STATED TASK: Everything in the data should be repeated exactly, save for the images.

* begin DATASET RECORDS *

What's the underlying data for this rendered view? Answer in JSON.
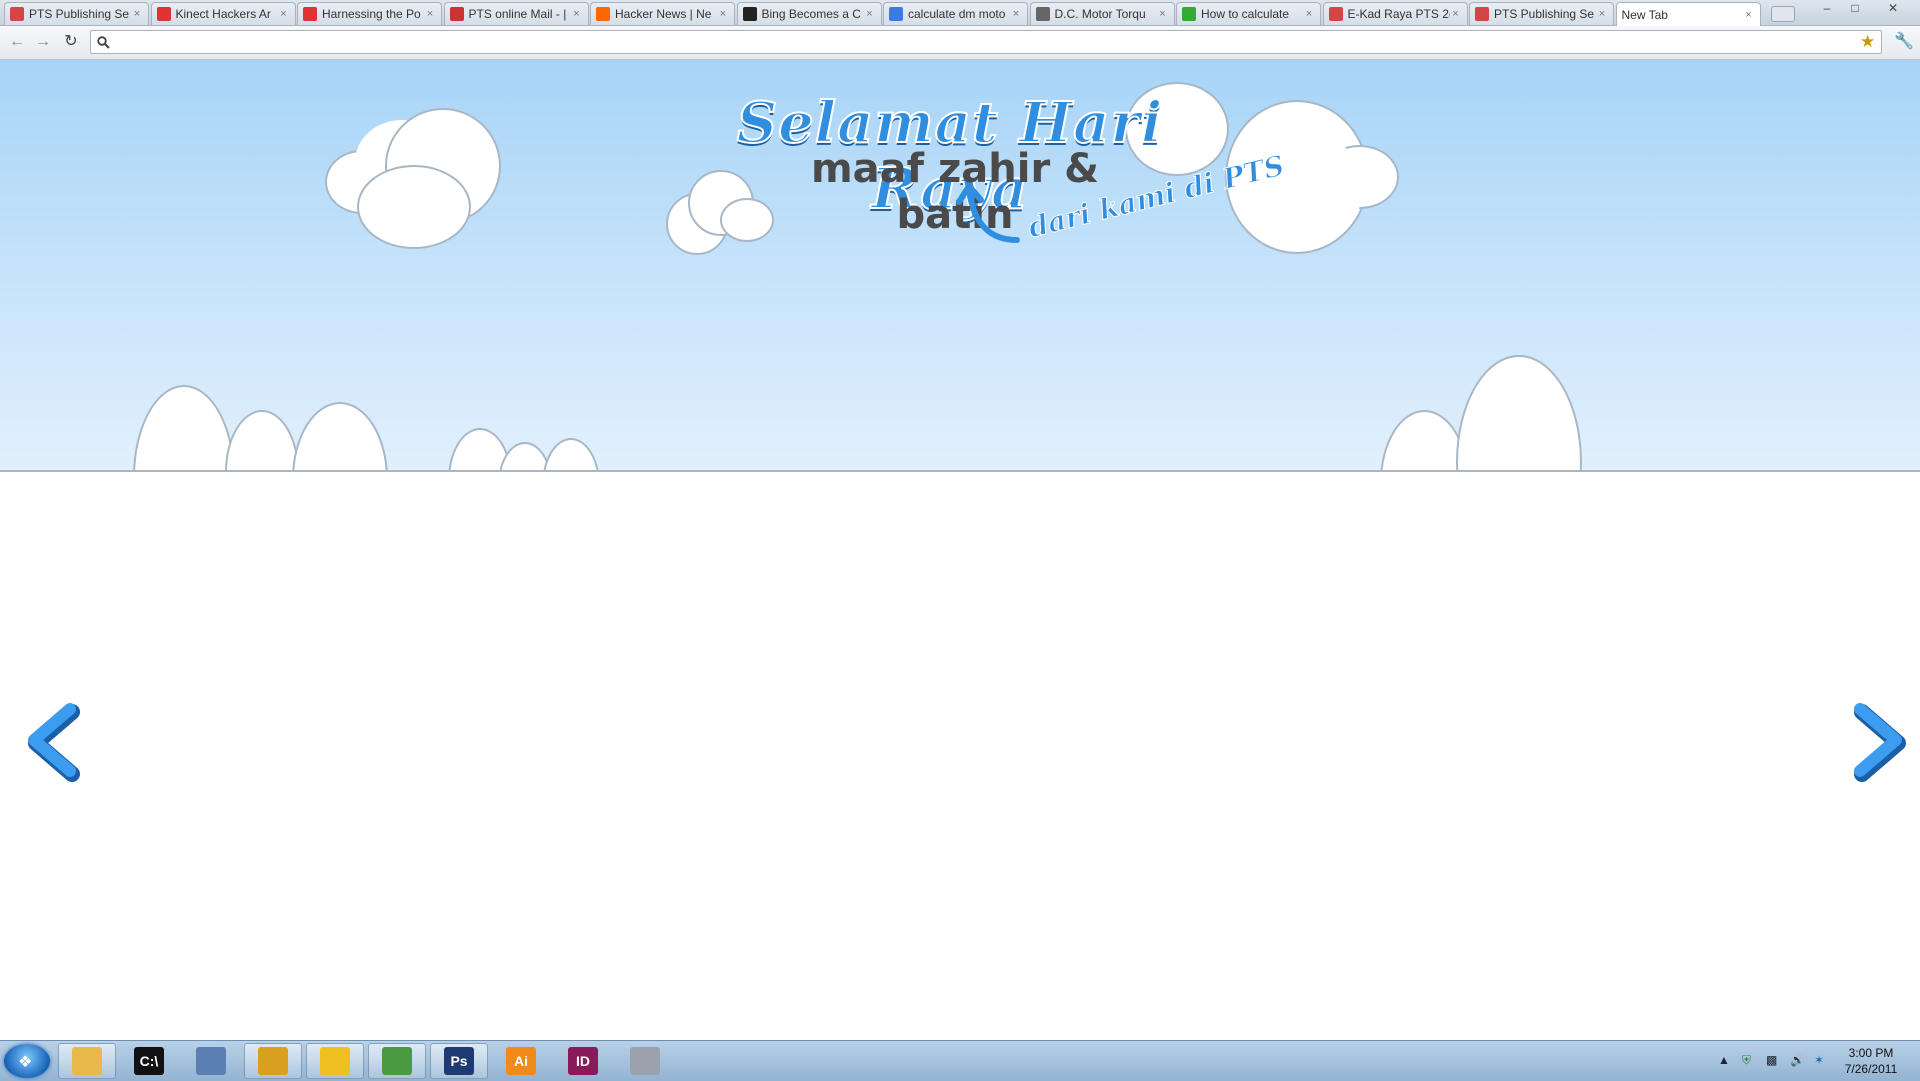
{
  "browser": {
    "tabs": [
      {
        "title": "PTS Publishing Se",
        "icon": "pdf-icon",
        "color": "#d64545"
      },
      {
        "title": "Kinect Hackers Ar",
        "icon": "instapaper-icon",
        "color": "#d33"
      },
      {
        "title": "Harnessing the Po",
        "icon": "instapaper-icon",
        "color": "#d33"
      },
      {
        "title": "PTS online Mail - |",
        "icon": "gmail-icon",
        "color": "#c33"
      },
      {
        "title": "Hacker News | Ne",
        "icon": "ycombinator-icon",
        "color": "#f60"
      },
      {
        "title": "Bing Becomes a C",
        "icon": "nyt-icon",
        "color": "#222"
      },
      {
        "title": "calculate dm moto",
        "icon": "google-icon",
        "color": "#3a7de0"
      },
      {
        "title": "D.C. Motor Torqu",
        "icon": "globe-icon",
        "color": "#666"
      },
      {
        "title": "How to calculate",
        "icon": "leaf-icon",
        "color": "#3a3"
      },
      {
        "title": "E-Kad Raya PTS 2(",
        "icon": "pdf-icon",
        "color": "#d64545"
      },
      {
        "title": "PTS Publishing Se",
        "icon": "pdf-icon",
        "color": "#d64545"
      },
      {
        "title": "New Tab",
        "icon": "",
        "color": "#ffffff"
      }
    ],
    "close_glyph": "×",
    "omnibox": {
      "value": "",
      "placeholder": ""
    }
  },
  "page": {
    "heading": "Selamat Hari Raya",
    "subheading": "maaf zahir & batin",
    "byline": "dari kami di PTS",
    "sky_color": "#a7d4f7",
    "accent_color": "#2f8ee0"
  },
  "taskbar": {
    "apps": [
      {
        "name": "explorer",
        "label": "",
        "color": "#e8b84a",
        "open": true
      },
      {
        "name": "cmd",
        "label": "C:\\",
        "color": "#111111",
        "open": false
      },
      {
        "name": "virtualbox",
        "label": "",
        "color": "#5a7fb0",
        "open": false
      },
      {
        "name": "chrome",
        "label": "",
        "color": "#d9a020",
        "open": true
      },
      {
        "name": "cyberduck",
        "label": "",
        "color": "#f0c020",
        "open": true
      },
      {
        "name": "notepad",
        "label": "",
        "color": "#4a9a40",
        "open": true
      },
      {
        "name": "photoshop",
        "label": "Ps",
        "color": "#1e3a72",
        "open": true
      },
      {
        "name": "illustrator",
        "label": "Ai",
        "color": "#f08a1a",
        "open": false
      },
      {
        "name": "indesign",
        "label": "ID",
        "color": "#8a1a5a",
        "open": false
      },
      {
        "name": "network-tool",
        "label": "",
        "color": "#9aa3ad",
        "open": false
      }
    ],
    "clock_time": "3:00 PM",
    "clock_date": "7/26/2011"
  }
}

* end DATASET RECORDS *

WRITTEN SOLUTION:
What's the underlying data for this rendered view? Answer in JSON.
{
  "browser": {
    "tabs": [
      {
        "title": "PTS Publishing Se",
        "icon": "pdf-icon",
        "color": "#d64545"
      },
      {
        "title": "Kinect Hackers Ar",
        "icon": "instapaper-icon",
        "color": "#d33"
      },
      {
        "title": "Harnessing the Po",
        "icon": "instapaper-icon",
        "color": "#d33"
      },
      {
        "title": "PTS online Mail - |",
        "icon": "gmail-icon",
        "color": "#c33"
      },
      {
        "title": "Hacker News | Ne",
        "icon": "ycombinator-icon",
        "color": "#f60"
      },
      {
        "title": "Bing Becomes a C",
        "icon": "nyt-icon",
        "color": "#222"
      },
      {
        "title": "calculate dm moto",
        "icon": "google-icon",
        "color": "#3a7de0"
      },
      {
        "title": "D.C. Motor Torqu",
        "icon": "globe-icon",
        "color": "#666"
      },
      {
        "title": "How to calculate",
        "icon": "leaf-icon",
        "color": "#3a3"
      },
      {
        "title": "E-Kad Raya PTS 2(",
        "icon": "pdf-icon",
        "color": "#d64545"
      },
      {
        "title": "PTS Publishing Se",
        "icon": "pdf-icon",
        "color": "#d64545"
      },
      {
        "title": "New Tab",
        "icon": "",
        "color": "#ffffff"
      }
    ],
    "close_glyph": "×",
    "omnibox": {
      "value": "",
      "placeholder": ""
    }
  },
  "page": {
    "heading": "Selamat Hari Raya",
    "subheading": "maaf zahir & batin",
    "byline": "dari kami di PTS",
    "sky_color": "#a7d4f7",
    "accent_color": "#2f8ee0"
  },
  "taskbar": {
    "apps": [
      {
        "name": "explorer",
        "label": "",
        "color": "#e8b84a",
        "open": true
      },
      {
        "name": "cmd",
        "label": "C:\\",
        "color": "#111111",
        "open": false
      },
      {
        "name": "virtualbox",
        "label": "",
        "color": "#5a7fb0",
        "open": false
      },
      {
        "name": "chrome",
        "label": "",
        "color": "#d9a020",
        "open": true
      },
      {
        "name": "cyberduck",
        "label": "",
        "color": "#f0c020",
        "open": true
      },
      {
        "name": "notepad",
        "label": "",
        "color": "#4a9a40",
        "open": true
      },
      {
        "name": "photoshop",
        "label": "Ps",
        "color": "#1e3a72",
        "open": true
      },
      {
        "name": "illustrator",
        "label": "Ai",
        "color": "#f08a1a",
        "open": false
      },
      {
        "name": "indesign",
        "label": "ID",
        "color": "#8a1a5a",
        "open": false
      },
      {
        "name": "network-tool",
        "label": "",
        "color": "#9aa3ad",
        "open": false
      }
    ],
    "clock_time": "3:00 PM",
    "clock_date": "7/26/2011"
  }
}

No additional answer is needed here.